◆ **RECORDS FOR PROCESSING**
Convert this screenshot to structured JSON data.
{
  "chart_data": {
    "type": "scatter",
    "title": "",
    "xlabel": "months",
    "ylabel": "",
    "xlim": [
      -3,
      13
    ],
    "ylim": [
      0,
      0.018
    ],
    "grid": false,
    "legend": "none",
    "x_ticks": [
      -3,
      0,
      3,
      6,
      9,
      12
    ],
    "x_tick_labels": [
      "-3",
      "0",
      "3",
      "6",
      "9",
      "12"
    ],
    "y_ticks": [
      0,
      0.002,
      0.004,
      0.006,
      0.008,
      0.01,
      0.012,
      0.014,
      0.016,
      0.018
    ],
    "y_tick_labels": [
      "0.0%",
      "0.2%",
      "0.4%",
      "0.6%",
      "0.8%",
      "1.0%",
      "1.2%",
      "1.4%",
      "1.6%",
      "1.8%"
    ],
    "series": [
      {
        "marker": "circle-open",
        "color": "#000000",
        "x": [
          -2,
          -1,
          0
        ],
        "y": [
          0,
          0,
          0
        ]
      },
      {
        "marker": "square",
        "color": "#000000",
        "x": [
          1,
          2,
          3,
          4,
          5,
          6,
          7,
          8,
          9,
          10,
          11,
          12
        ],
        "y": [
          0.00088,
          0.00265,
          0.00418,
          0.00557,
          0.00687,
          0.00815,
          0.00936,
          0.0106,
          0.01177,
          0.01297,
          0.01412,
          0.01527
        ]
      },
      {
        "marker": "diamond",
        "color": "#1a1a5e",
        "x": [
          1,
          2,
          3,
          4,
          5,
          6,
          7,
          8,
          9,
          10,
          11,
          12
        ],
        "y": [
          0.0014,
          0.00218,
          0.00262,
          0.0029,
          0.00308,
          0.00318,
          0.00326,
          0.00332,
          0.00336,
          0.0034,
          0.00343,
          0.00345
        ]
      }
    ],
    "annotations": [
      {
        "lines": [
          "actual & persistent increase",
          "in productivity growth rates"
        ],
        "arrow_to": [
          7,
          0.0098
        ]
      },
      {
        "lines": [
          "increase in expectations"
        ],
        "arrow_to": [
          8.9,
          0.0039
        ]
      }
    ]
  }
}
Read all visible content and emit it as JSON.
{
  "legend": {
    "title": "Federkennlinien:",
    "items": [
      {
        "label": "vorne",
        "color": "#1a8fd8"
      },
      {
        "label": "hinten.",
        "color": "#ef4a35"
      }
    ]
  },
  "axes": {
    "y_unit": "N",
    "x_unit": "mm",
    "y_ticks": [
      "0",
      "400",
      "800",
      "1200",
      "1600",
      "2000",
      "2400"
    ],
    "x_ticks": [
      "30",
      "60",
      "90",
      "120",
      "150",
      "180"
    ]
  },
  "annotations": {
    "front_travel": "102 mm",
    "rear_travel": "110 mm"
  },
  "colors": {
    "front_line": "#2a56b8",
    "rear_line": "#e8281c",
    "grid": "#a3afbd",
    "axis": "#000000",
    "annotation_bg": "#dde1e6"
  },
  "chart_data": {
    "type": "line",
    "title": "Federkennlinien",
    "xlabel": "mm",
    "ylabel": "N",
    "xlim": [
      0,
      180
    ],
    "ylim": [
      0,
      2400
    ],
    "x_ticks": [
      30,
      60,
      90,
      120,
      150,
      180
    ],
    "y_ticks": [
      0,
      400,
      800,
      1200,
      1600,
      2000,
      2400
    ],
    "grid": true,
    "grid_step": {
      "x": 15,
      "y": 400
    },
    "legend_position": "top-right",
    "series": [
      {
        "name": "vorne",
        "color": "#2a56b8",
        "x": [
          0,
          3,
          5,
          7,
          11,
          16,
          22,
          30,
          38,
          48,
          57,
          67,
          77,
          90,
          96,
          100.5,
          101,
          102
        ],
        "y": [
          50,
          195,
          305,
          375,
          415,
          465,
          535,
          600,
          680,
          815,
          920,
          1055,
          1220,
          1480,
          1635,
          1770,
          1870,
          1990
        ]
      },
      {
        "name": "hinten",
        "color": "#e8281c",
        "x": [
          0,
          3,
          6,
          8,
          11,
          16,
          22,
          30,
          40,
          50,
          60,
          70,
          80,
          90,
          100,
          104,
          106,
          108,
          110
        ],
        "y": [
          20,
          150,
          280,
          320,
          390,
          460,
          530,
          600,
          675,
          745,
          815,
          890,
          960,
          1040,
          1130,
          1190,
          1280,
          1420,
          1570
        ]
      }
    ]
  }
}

◆ **TASK OBJECTIVE**
Pick out each line in the material containing "Federkennlinien".

◆ **ANSWER TO THE PROBLEM**
    "title": "Federkennlinien:",
    "title": "Federkennlinien",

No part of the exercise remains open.